#### Task directions
Write out the entries below once more, exactly, with the pictures left out.
----
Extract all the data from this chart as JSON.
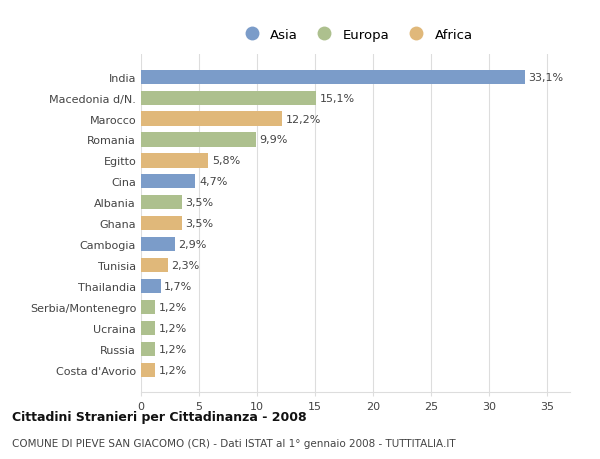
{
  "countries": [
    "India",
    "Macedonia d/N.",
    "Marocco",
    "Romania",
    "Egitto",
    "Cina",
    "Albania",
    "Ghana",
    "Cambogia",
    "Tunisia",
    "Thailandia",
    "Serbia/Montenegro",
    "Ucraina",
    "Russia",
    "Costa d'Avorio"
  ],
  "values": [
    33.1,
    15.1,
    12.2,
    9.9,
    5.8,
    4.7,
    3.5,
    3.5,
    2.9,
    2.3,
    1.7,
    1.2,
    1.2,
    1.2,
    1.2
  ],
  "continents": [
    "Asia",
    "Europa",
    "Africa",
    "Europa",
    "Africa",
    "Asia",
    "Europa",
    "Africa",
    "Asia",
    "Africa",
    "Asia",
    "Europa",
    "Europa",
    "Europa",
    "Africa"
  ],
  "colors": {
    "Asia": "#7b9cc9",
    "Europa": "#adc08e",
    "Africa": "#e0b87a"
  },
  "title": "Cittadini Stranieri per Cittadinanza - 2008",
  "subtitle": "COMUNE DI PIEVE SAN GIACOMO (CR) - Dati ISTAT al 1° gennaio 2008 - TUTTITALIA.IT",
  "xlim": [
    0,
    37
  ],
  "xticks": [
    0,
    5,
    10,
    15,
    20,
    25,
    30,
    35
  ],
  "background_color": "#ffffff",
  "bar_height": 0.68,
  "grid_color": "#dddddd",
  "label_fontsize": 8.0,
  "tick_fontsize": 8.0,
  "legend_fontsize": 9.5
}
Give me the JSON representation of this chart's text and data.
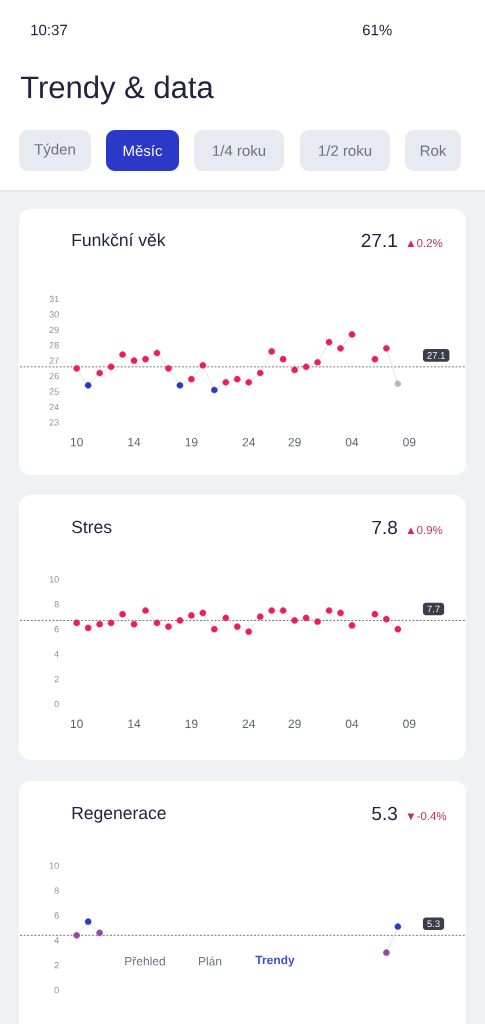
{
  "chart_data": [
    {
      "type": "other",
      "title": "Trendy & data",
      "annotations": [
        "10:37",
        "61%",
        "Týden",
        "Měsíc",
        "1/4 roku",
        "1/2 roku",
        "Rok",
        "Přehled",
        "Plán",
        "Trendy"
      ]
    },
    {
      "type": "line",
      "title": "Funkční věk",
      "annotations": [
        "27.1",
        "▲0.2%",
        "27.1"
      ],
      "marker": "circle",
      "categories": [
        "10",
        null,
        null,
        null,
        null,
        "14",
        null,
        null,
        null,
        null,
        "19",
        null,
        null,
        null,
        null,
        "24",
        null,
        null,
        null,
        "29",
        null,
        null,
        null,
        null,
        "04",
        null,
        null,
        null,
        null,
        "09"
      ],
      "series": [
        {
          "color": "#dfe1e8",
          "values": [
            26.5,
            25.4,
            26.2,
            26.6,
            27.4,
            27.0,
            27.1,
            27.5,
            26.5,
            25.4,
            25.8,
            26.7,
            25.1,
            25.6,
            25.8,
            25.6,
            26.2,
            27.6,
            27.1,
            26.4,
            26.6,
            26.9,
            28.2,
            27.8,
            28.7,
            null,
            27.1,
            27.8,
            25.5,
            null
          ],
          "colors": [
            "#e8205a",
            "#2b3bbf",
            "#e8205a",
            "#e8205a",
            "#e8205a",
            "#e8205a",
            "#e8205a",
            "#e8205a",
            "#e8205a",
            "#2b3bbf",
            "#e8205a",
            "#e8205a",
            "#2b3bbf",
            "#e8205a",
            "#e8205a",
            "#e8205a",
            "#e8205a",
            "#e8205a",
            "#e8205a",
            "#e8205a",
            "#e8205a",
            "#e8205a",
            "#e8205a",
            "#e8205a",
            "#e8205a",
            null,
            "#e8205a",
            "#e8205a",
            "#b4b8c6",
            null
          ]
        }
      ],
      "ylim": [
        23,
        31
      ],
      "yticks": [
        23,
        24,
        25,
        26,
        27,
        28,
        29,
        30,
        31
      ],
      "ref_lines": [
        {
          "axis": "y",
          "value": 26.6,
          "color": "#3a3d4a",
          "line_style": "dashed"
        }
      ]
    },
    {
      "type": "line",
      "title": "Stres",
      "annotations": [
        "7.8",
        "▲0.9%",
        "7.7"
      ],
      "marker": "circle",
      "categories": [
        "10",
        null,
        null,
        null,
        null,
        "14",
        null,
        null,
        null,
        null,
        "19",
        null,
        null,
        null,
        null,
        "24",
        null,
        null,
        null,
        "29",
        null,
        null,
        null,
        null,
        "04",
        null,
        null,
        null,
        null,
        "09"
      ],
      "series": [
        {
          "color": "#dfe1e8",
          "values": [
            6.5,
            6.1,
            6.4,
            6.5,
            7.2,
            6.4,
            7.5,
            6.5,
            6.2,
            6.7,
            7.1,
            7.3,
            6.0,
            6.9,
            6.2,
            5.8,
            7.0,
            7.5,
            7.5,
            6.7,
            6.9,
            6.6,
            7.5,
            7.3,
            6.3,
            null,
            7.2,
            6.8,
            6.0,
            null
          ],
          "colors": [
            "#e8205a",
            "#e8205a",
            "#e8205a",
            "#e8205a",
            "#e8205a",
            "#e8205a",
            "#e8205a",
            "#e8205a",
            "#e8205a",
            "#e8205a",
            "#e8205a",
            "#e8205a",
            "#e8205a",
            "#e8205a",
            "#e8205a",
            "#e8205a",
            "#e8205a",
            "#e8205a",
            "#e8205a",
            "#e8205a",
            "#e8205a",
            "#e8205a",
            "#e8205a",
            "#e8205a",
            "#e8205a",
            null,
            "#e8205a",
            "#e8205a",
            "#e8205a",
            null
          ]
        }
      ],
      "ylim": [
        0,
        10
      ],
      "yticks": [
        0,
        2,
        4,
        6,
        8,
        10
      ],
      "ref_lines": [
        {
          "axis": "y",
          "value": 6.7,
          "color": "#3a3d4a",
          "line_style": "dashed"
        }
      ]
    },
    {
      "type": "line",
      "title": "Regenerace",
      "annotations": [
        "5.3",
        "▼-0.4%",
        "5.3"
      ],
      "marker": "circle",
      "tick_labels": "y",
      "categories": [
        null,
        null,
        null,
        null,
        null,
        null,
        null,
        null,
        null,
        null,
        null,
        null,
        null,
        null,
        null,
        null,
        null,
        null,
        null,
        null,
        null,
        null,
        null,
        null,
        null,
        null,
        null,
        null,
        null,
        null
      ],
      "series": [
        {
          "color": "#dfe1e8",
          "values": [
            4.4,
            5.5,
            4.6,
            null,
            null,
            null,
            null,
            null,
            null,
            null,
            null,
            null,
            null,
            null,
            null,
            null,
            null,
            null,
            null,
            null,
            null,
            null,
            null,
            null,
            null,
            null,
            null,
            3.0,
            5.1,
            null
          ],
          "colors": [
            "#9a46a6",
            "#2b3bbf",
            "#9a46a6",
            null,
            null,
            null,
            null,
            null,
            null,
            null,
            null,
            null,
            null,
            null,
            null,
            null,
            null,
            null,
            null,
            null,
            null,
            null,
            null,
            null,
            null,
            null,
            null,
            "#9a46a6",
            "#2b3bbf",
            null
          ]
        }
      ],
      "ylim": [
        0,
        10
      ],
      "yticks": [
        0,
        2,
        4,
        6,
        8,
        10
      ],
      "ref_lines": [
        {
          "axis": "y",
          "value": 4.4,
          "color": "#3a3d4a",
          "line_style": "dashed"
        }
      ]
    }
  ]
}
----
#### Answer to this problem
Extract all the data from this chart as JSON.
{
  "countries": [
    "India",
    "Macedonia d/N.",
    "Marocco",
    "Romania",
    "Egitto",
    "Cina",
    "Albania",
    "Ghana",
    "Cambogia",
    "Tunisia",
    "Thailandia",
    "Serbia/Montenegro",
    "Ucraina",
    "Russia",
    "Costa d'Avorio"
  ],
  "values": [
    33.1,
    15.1,
    12.2,
    9.9,
    5.8,
    4.7,
    3.5,
    3.5,
    2.9,
    2.3,
    1.7,
    1.2,
    1.2,
    1.2,
    1.2
  ],
  "continents": [
    "Asia",
    "Europa",
    "Africa",
    "Europa",
    "Africa",
    "Asia",
    "Europa",
    "Africa",
    "Asia",
    "Africa",
    "Asia",
    "Europa",
    "Europa",
    "Europa",
    "Africa"
  ],
  "colors": {
    "Asia": "#7b9cc9",
    "Europa": "#adc08e",
    "Africa": "#e0b87a"
  },
  "title": "Cittadini Stranieri per Cittadinanza - 2008",
  "subtitle": "COMUNE DI PIEVE SAN GIACOMO (CR) - Dati ISTAT al 1° gennaio 2008 - TUTTITALIA.IT",
  "xlim": [
    0,
    37
  ],
  "xticks": [
    0,
    5,
    10,
    15,
    20,
    25,
    30,
    35
  ],
  "background_color": "#ffffff",
  "bar_height": 0.68,
  "grid_color": "#dddddd",
  "label_fontsize": 8.0,
  "tick_fontsize": 8.0,
  "legend_fontsize": 9.5
}
Give me the JSON representation of this chart's text and data.
{
  "chart_data": [
    {
      "type": "other",
      "title": "Trendy & data",
      "annotations": [
        "10:37",
        "61%",
        "Týden",
        "Měsíc",
        "1/4 roku",
        "1/2 roku",
        "Rok",
        "Přehled",
        "Plán",
        "Trendy"
      ]
    },
    {
      "type": "line",
      "title": "Funkční věk",
      "annotations": [
        "27.1",
        "▲0.2%",
        "27.1"
      ],
      "marker": "circle",
      "categories": [
        "10",
        null,
        null,
        null,
        null,
        "14",
        null,
        null,
        null,
        null,
        "19",
        null,
        null,
        null,
        null,
        "24",
        null,
        null,
        null,
        "29",
        null,
        null,
        null,
        null,
        "04",
        null,
        null,
        null,
        null,
        "09"
      ],
      "series": [
        {
          "color": "#dfe1e8",
          "values": [
            26.5,
            25.4,
            26.2,
            26.6,
            27.4,
            27.0,
            27.1,
            27.5,
            26.5,
            25.4,
            25.8,
            26.7,
            25.1,
            25.6,
            25.8,
            25.6,
            26.2,
            27.6,
            27.1,
            26.4,
            26.6,
            26.9,
            28.2,
            27.8,
            28.7,
            null,
            27.1,
            27.8,
            25.5,
            null
          ],
          "colors": [
            "#e8205a",
            "#2b3bbf",
            "#e8205a",
            "#e8205a",
            "#e8205a",
            "#e8205a",
            "#e8205a",
            "#e8205a",
            "#e8205a",
            "#2b3bbf",
            "#e8205a",
            "#e8205a",
            "#2b3bbf",
            "#e8205a",
            "#e8205a",
            "#e8205a",
            "#e8205a",
            "#e8205a",
            "#e8205a",
            "#e8205a",
            "#e8205a",
            "#e8205a",
            "#e8205a",
            "#e8205a",
            "#e8205a",
            null,
            "#e8205a",
            "#e8205a",
            "#b4b8c6",
            null
          ]
        }
      ],
      "ylim": [
        23,
        31
      ],
      "yticks": [
        23,
        24,
        25,
        26,
        27,
        28,
        29,
        30,
        31
      ],
      "ref_lines": [
        {
          "axis": "y",
          "value": 26.6,
          "color": "#3a3d4a",
          "line_style": "dashed"
        }
      ]
    },
    {
      "type": "line",
      "title": "Stres",
      "annotations": [
        "7.8",
        "▲0.9%",
        "7.7"
      ],
      "marker": "circle",
      "categories": [
        "10",
        null,
        null,
        null,
        null,
        "14",
        null,
        null,
        null,
        null,
        "19",
        null,
        null,
        null,
        null,
        "24",
        null,
        null,
        null,
        "29",
        null,
        null,
        null,
        null,
        "04",
        null,
        null,
        null,
        null,
        "09"
      ],
      "series": [
        {
          "color": "#dfe1e8",
          "values": [
            6.5,
            6.1,
            6.4,
            6.5,
            7.2,
            6.4,
            7.5,
            6.5,
            6.2,
            6.7,
            7.1,
            7.3,
            6.0,
            6.9,
            6.2,
            5.8,
            7.0,
            7.5,
            7.5,
            6.7,
            6.9,
            6.6,
            7.5,
            7.3,
            6.3,
            null,
            7.2,
            6.8,
            6.0,
            null
          ],
          "colors": [
            "#e8205a",
            "#e8205a",
            "#e8205a",
            "#e8205a",
            "#e8205a",
            "#e8205a",
            "#e8205a",
            "#e8205a",
            "#e8205a",
            "#e8205a",
            "#e8205a",
            "#e8205a",
            "#e8205a",
            "#e8205a",
            "#e8205a",
            "#e8205a",
            "#e8205a",
            "#e8205a",
            "#e8205a",
            "#e8205a",
            "#e8205a",
            "#e8205a",
            "#e8205a",
            "#e8205a",
            "#e8205a",
            null,
            "#e8205a",
            "#e8205a",
            "#e8205a",
            null
          ]
        }
      ],
      "ylim": [
        0,
        10
      ],
      "yticks": [
        0,
        2,
        4,
        6,
        8,
        10
      ],
      "ref_lines": [
        {
          "axis": "y",
          "value": 6.7,
          "color": "#3a3d4a",
          "line_style": "dashed"
        }
      ]
    },
    {
      "type": "line",
      "title": "Regenerace",
      "annotations": [
        "5.3",
        "▼-0.4%",
        "5.3"
      ],
      "marker": "circle",
      "tick_labels": "y",
      "categories": [
        null,
        null,
        null,
        null,
        null,
        null,
        null,
        null,
        null,
        null,
        null,
        null,
        null,
        null,
        null,
        null,
        null,
        null,
        null,
        null,
        null,
        null,
        null,
        null,
        null,
        null,
        null,
        null,
        null,
        null
      ],
      "series": [
        {
          "color": "#dfe1e8",
          "values": [
            4.4,
            5.5,
            4.6,
            null,
            null,
            null,
            null,
            null,
            null,
            null,
            null,
            null,
            null,
            null,
            null,
            null,
            null,
            null,
            null,
            null,
            null,
            null,
            null,
            null,
            null,
            null,
            null,
            3.0,
            5.1,
            null
          ],
          "colors": [
            "#9a46a6",
            "#2b3bbf",
            "#9a46a6",
            null,
            null,
            null,
            null,
            null,
            null,
            null,
            null,
            null,
            null,
            null,
            null,
            null,
            null,
            null,
            null,
            null,
            null,
            null,
            null,
            null,
            null,
            null,
            null,
            "#9a46a6",
            "#2b3bbf",
            null
          ]
        }
      ],
      "ylim": [
        0,
        10
      ],
      "yticks": [
        0,
        2,
        4,
        6,
        8,
        10
      ],
      "ref_lines": [
        {
          "axis": "y",
          "value": 4.4,
          "color": "#3a3d4a",
          "line_style": "dashed"
        }
      ]
    }
  ]
}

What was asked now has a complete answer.